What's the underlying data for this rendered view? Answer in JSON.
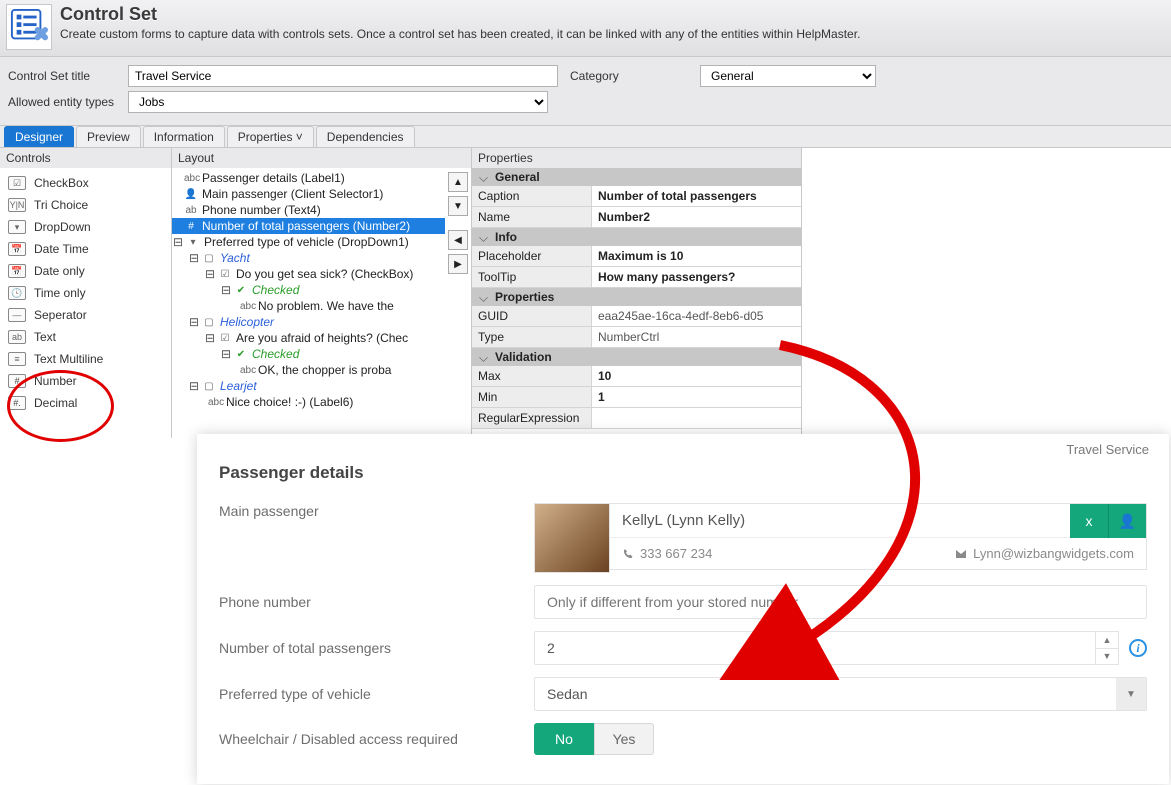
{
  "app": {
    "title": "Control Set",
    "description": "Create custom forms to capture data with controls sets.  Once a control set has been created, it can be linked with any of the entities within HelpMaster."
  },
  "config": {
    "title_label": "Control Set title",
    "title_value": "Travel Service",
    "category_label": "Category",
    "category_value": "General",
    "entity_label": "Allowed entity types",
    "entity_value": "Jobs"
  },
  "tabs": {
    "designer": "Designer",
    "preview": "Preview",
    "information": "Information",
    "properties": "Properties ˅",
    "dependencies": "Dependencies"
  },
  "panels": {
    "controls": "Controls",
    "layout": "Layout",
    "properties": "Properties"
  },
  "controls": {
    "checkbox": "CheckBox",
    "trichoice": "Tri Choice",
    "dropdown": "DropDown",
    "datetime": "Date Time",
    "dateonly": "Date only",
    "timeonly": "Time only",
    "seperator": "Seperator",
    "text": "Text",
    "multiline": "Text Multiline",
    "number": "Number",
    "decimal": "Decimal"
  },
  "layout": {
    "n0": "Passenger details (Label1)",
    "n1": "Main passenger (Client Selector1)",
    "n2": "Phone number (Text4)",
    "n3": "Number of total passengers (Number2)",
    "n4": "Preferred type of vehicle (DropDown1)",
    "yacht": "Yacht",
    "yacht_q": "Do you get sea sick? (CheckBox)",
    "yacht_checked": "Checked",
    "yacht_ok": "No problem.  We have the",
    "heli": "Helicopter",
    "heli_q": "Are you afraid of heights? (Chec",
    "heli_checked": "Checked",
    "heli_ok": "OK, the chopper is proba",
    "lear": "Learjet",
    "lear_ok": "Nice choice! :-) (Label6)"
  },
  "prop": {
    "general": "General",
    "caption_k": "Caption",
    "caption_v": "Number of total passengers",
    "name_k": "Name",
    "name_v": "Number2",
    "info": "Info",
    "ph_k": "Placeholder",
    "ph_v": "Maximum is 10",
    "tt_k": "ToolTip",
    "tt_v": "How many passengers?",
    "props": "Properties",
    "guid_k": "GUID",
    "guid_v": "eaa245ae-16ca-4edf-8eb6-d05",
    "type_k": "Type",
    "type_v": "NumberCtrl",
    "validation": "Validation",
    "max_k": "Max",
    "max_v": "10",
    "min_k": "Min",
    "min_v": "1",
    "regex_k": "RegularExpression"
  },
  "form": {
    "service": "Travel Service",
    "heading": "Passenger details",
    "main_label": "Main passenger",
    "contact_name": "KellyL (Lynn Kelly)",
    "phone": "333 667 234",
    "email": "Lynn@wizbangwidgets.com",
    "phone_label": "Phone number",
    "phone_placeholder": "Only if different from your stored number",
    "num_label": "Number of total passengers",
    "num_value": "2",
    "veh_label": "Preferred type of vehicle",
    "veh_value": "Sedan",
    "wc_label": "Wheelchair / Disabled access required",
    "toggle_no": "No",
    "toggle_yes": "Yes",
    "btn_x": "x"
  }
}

::::::

_What you will do_
An exact transcription of all the entries is required, without the pictures.

_Expected answer_
What's the underlying data for this rendered view? Answer in JSON.
{
  "app": {
    "title": "Control Set",
    "description": "Create custom forms to capture data with controls sets.  Once a control set has been created, it can be linked with any of the entities within HelpMaster."
  },
  "config": {
    "title_label": "Control Set title",
    "title_value": "Travel Service",
    "category_label": "Category",
    "category_value": "General",
    "entity_label": "Allowed entity types",
    "entity_value": "Jobs"
  },
  "tabs": {
    "designer": "Designer",
    "preview": "Preview",
    "information": "Information",
    "properties": "Properties ˅",
    "dependencies": "Dependencies"
  },
  "panels": {
    "controls": "Controls",
    "layout": "Layout",
    "properties": "Properties"
  },
  "controls": {
    "checkbox": "CheckBox",
    "trichoice": "Tri Choice",
    "dropdown": "DropDown",
    "datetime": "Date Time",
    "dateonly": "Date only",
    "timeonly": "Time only",
    "seperator": "Seperator",
    "text": "Text",
    "multiline": "Text Multiline",
    "number": "Number",
    "decimal": "Decimal"
  },
  "layout": {
    "n0": "Passenger details (Label1)",
    "n1": "Main passenger (Client Selector1)",
    "n2": "Phone number (Text4)",
    "n3": "Number of total passengers (Number2)",
    "n4": "Preferred type of vehicle (DropDown1)",
    "yacht": "Yacht",
    "yacht_q": "Do you get sea sick? (CheckBox)",
    "yacht_checked": "Checked",
    "yacht_ok": "No problem.  We have the",
    "heli": "Helicopter",
    "heli_q": "Are you afraid of heights? (Chec",
    "heli_checked": "Checked",
    "heli_ok": "OK, the chopper is proba",
    "lear": "Learjet",
    "lear_ok": "Nice choice! :-) (Label6)"
  },
  "prop": {
    "general": "General",
    "caption_k": "Caption",
    "caption_v": "Number of total passengers",
    "name_k": "Name",
    "name_v": "Number2",
    "info": "Info",
    "ph_k": "Placeholder",
    "ph_v": "Maximum is 10",
    "tt_k": "ToolTip",
    "tt_v": "How many passengers?",
    "props": "Properties",
    "guid_k": "GUID",
    "guid_v": "eaa245ae-16ca-4edf-8eb6-d05",
    "type_k": "Type",
    "type_v": "NumberCtrl",
    "validation": "Validation",
    "max_k": "Max",
    "max_v": "10",
    "min_k": "Min",
    "min_v": "1",
    "regex_k": "RegularExpression"
  },
  "form": {
    "service": "Travel Service",
    "heading": "Passenger details",
    "main_label": "Main passenger",
    "contact_name": "KellyL (Lynn Kelly)",
    "phone": "333 667 234",
    "email": "Lynn@wizbangwidgets.com",
    "phone_label": "Phone number",
    "phone_placeholder": "Only if different from your stored number",
    "num_label": "Number of total passengers",
    "num_value": "2",
    "veh_label": "Preferred type of vehicle",
    "veh_value": "Sedan",
    "wc_label": "Wheelchair / Disabled access required",
    "toggle_no": "No",
    "toggle_yes": "Yes",
    "btn_x": "x"
  }
}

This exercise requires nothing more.